Below are the records. Restate word for word every line from the one that contains "What does this" through the final line, both included.

#### [RECORDS TO PROCESS]
┌──

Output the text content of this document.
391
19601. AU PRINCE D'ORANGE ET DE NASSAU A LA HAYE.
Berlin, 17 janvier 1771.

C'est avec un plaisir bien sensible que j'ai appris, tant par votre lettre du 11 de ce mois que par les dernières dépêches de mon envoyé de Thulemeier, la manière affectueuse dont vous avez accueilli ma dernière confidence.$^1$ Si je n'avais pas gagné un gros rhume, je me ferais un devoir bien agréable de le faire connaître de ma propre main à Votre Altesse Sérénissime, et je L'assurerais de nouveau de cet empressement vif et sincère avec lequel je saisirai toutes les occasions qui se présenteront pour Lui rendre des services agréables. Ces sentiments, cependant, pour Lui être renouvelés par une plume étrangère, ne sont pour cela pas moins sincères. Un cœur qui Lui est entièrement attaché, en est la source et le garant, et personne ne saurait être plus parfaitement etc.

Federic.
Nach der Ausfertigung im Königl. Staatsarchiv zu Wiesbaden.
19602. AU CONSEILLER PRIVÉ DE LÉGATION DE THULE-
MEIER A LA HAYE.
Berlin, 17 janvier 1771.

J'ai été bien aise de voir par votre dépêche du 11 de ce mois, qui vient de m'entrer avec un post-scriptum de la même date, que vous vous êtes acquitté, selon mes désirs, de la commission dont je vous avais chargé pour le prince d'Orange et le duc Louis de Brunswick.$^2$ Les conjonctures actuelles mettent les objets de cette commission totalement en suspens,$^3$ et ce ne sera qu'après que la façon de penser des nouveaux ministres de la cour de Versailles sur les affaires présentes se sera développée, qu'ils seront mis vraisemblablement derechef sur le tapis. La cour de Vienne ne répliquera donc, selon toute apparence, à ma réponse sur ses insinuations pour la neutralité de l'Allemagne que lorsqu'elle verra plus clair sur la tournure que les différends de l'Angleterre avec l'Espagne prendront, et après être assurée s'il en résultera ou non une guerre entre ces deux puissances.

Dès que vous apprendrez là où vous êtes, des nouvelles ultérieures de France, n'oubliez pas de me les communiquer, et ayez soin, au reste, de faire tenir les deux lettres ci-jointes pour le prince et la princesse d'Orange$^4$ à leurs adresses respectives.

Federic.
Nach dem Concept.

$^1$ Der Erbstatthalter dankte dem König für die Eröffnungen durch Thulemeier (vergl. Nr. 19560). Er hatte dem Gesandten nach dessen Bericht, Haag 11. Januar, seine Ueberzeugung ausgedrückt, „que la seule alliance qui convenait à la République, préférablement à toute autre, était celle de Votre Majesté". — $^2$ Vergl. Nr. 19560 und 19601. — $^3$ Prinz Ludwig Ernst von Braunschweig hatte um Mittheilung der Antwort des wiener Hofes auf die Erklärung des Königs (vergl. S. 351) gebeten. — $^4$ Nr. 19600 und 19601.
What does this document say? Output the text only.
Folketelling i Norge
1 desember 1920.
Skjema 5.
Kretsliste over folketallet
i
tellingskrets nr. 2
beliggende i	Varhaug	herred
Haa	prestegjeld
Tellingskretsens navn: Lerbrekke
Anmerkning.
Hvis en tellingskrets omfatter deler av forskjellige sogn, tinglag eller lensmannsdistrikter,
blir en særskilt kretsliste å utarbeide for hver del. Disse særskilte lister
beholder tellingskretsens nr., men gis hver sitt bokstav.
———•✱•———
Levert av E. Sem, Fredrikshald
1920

└──

#### [FULL SOLUTION]
What does this document say? Output the text only.
Folketelling i Norge
1 desember 1920.
Skjema 5.
Kretsliste over folketallet
i
tellingskrets nr. 2
beliggende i	Varhaug	herred
Haa	prestegjeld
Tellingskretsens navn: Lerbrekke
Anmerkning.
Hvis en tellingskrets omfatter deler av forskjellige sogn, tinglag eller lensmannsdistrikter,
blir en særskilt kretsliste å utarbeide for hver del. Disse særskilte lister
beholder tellingskretsens nr., men gis hver sitt bokstav.
———•✱•———
Levert av E. Sem, Fredrikshald
1920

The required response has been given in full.